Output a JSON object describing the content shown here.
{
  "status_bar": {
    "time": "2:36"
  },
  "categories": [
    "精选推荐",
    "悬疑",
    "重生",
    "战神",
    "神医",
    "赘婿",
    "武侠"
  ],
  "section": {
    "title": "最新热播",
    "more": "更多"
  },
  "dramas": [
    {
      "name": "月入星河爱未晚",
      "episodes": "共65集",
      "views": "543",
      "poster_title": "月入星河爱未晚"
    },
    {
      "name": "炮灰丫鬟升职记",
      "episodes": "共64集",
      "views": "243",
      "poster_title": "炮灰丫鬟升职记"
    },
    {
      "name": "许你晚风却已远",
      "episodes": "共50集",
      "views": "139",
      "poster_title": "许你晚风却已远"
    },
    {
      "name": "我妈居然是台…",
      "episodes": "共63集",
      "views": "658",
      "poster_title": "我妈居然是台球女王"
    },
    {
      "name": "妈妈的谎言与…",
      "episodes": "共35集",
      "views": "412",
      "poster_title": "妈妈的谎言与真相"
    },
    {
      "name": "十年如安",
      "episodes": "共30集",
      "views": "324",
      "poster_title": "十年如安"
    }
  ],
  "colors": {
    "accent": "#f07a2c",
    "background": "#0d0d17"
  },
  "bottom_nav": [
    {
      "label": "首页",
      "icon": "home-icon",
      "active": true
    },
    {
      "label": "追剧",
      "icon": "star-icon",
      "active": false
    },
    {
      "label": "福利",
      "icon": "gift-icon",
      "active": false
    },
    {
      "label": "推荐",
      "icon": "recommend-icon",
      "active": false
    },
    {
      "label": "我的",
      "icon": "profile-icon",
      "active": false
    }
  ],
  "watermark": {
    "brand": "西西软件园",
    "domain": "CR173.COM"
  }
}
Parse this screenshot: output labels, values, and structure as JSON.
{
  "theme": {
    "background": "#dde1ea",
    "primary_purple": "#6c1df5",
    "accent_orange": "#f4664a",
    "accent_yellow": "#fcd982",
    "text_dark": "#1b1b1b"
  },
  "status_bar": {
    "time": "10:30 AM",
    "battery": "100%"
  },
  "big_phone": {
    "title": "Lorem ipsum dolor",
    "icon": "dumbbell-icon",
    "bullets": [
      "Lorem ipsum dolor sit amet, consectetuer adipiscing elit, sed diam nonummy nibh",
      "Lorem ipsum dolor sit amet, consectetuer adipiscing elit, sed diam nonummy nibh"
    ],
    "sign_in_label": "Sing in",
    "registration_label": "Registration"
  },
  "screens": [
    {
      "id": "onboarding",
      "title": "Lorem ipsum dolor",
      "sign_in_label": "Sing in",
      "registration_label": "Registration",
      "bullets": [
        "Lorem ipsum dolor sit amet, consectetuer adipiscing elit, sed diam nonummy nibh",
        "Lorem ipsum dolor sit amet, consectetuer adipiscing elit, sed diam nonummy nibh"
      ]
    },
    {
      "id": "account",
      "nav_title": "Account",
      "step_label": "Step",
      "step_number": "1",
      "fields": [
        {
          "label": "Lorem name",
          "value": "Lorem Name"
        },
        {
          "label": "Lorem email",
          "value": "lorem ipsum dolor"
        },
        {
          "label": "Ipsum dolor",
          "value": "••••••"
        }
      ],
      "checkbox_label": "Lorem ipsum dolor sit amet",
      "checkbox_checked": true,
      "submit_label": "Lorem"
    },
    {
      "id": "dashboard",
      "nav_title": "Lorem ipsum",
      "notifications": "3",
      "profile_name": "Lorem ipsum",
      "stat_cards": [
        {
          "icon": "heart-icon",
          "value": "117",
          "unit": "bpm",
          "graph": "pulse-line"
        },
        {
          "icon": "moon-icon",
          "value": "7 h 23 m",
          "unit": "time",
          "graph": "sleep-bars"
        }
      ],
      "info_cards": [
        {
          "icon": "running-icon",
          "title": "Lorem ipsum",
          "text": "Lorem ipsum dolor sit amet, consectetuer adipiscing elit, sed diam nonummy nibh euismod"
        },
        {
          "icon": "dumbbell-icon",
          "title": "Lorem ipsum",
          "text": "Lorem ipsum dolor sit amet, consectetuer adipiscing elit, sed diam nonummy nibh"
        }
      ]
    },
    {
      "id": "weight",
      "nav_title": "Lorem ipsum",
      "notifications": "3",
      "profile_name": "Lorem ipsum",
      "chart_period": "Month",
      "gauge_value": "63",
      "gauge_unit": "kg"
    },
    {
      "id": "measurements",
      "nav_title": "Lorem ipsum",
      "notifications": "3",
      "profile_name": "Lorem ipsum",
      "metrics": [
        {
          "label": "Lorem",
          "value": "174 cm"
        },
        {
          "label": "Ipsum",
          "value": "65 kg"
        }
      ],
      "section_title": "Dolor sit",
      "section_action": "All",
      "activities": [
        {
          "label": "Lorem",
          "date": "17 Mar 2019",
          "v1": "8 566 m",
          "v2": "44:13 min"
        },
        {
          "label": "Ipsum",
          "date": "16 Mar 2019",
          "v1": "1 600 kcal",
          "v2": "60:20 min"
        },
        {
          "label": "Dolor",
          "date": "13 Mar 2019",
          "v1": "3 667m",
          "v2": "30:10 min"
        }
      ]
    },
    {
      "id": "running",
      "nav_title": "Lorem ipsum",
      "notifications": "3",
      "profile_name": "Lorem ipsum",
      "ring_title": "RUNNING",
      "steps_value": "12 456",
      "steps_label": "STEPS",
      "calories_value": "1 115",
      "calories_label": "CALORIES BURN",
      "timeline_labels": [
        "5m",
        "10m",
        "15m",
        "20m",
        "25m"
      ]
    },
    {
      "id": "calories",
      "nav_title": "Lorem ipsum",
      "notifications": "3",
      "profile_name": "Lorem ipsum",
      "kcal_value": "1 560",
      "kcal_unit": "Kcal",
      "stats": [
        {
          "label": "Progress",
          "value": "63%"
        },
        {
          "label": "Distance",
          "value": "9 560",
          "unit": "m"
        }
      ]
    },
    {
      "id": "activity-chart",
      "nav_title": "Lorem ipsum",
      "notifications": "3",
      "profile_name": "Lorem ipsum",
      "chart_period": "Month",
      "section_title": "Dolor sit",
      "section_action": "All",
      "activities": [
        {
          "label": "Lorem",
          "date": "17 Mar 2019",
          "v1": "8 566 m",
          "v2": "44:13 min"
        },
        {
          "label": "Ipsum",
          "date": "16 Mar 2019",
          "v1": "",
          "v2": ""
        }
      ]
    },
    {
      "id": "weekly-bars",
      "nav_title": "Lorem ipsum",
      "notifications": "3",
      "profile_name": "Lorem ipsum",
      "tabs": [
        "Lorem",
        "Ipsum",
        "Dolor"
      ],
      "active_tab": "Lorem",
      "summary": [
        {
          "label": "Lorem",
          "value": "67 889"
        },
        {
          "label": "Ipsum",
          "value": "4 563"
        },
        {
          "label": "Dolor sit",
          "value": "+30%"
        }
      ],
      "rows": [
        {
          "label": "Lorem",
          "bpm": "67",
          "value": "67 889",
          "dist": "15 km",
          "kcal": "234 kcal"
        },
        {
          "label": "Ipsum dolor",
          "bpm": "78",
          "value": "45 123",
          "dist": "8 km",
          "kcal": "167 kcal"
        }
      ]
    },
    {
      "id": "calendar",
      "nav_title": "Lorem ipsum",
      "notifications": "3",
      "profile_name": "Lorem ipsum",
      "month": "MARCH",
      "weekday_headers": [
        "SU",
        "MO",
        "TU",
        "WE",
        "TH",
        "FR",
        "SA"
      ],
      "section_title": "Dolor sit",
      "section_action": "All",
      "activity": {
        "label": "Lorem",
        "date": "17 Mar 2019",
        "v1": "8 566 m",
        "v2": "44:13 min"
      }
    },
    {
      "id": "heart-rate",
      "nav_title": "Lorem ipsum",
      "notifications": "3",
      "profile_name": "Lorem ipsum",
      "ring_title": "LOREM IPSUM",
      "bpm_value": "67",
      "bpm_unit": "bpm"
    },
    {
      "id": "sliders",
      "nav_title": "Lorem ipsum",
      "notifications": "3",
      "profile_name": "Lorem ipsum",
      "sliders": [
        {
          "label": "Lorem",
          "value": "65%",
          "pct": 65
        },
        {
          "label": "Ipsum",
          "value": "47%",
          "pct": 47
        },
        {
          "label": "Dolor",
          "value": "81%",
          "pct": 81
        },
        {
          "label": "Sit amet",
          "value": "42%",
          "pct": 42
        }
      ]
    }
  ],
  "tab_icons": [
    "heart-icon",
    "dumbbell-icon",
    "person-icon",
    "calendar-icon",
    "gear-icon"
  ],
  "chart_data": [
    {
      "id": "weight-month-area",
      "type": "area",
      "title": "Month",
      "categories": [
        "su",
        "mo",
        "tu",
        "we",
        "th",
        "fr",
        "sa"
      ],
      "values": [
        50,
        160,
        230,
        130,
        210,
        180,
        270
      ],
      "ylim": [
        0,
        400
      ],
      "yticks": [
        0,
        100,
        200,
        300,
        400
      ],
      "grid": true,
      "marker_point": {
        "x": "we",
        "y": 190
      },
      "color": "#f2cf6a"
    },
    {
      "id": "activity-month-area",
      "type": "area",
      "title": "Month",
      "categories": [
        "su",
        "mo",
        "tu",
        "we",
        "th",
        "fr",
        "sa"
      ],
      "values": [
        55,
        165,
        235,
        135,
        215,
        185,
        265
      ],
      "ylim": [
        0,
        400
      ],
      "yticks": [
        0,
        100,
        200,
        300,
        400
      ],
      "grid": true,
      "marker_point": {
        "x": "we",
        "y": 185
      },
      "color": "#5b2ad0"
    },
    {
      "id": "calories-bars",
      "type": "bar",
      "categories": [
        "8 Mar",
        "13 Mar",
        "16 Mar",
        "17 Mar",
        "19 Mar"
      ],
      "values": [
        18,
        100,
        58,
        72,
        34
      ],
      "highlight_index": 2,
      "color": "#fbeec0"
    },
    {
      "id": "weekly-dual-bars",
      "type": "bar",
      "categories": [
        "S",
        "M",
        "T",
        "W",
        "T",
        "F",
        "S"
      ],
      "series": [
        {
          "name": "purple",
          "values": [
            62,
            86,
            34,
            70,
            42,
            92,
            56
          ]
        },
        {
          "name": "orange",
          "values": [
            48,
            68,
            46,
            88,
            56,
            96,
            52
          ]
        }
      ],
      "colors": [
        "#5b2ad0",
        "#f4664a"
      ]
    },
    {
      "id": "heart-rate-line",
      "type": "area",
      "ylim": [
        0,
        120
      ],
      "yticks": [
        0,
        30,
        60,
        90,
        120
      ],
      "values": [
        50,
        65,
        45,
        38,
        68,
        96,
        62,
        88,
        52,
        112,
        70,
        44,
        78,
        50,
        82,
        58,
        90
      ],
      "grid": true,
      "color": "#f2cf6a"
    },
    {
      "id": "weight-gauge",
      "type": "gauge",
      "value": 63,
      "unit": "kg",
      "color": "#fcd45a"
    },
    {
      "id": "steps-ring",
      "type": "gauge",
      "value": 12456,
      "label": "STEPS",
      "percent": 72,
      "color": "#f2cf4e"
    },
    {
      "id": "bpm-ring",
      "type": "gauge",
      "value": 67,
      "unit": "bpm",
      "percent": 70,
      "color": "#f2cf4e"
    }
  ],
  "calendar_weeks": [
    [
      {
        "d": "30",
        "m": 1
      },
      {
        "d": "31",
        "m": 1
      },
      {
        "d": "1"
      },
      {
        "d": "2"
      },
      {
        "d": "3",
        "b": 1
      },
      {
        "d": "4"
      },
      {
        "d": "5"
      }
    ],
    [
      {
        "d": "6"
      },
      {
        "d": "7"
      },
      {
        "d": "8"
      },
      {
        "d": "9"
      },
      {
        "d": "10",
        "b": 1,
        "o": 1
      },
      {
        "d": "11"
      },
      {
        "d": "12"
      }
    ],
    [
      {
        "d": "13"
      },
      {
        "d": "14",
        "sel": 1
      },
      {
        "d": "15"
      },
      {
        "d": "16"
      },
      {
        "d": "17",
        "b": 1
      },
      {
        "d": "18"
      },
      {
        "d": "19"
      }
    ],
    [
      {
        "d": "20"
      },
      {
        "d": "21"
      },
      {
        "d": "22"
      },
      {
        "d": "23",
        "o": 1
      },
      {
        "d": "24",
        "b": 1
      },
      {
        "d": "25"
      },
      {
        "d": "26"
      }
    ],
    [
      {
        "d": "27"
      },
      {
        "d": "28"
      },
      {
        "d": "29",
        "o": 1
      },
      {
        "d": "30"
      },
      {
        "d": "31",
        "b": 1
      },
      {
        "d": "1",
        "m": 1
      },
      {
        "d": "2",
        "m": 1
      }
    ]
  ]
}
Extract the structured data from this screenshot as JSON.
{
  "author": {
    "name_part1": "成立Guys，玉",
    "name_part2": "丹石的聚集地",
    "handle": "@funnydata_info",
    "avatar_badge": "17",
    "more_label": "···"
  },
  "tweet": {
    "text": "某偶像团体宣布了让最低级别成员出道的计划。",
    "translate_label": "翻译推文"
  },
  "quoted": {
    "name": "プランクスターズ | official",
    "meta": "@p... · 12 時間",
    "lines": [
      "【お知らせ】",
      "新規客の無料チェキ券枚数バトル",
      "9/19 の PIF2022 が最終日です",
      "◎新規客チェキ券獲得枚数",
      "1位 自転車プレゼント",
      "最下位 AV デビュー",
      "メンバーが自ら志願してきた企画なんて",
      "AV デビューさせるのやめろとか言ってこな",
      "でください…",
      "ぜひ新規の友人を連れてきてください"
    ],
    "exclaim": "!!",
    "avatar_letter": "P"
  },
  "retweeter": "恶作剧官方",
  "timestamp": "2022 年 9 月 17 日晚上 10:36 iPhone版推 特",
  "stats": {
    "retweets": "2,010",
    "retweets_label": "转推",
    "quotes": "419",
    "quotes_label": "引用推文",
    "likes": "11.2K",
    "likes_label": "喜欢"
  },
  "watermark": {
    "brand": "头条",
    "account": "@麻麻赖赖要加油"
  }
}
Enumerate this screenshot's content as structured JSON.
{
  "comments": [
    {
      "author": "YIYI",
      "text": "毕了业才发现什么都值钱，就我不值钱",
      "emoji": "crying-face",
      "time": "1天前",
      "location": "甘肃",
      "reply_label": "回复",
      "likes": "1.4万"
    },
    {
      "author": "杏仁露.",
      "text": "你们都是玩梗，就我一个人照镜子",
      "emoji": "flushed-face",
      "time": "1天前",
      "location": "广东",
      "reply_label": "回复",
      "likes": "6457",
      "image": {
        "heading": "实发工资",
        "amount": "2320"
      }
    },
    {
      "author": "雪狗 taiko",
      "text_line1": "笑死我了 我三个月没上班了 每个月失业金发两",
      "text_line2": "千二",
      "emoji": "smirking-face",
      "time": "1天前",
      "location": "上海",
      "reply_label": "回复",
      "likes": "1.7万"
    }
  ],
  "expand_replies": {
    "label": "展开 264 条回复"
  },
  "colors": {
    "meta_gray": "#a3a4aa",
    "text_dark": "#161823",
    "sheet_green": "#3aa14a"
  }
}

════

■ **DIRECTIVE**
Where a line in the material above holds "dumbbell", copy that line.

■ **EXERCISE RESULT**
    "icon": "dumbbell-icon",
          "icon": "dumbbell-icon",
    "dumbbell-icon",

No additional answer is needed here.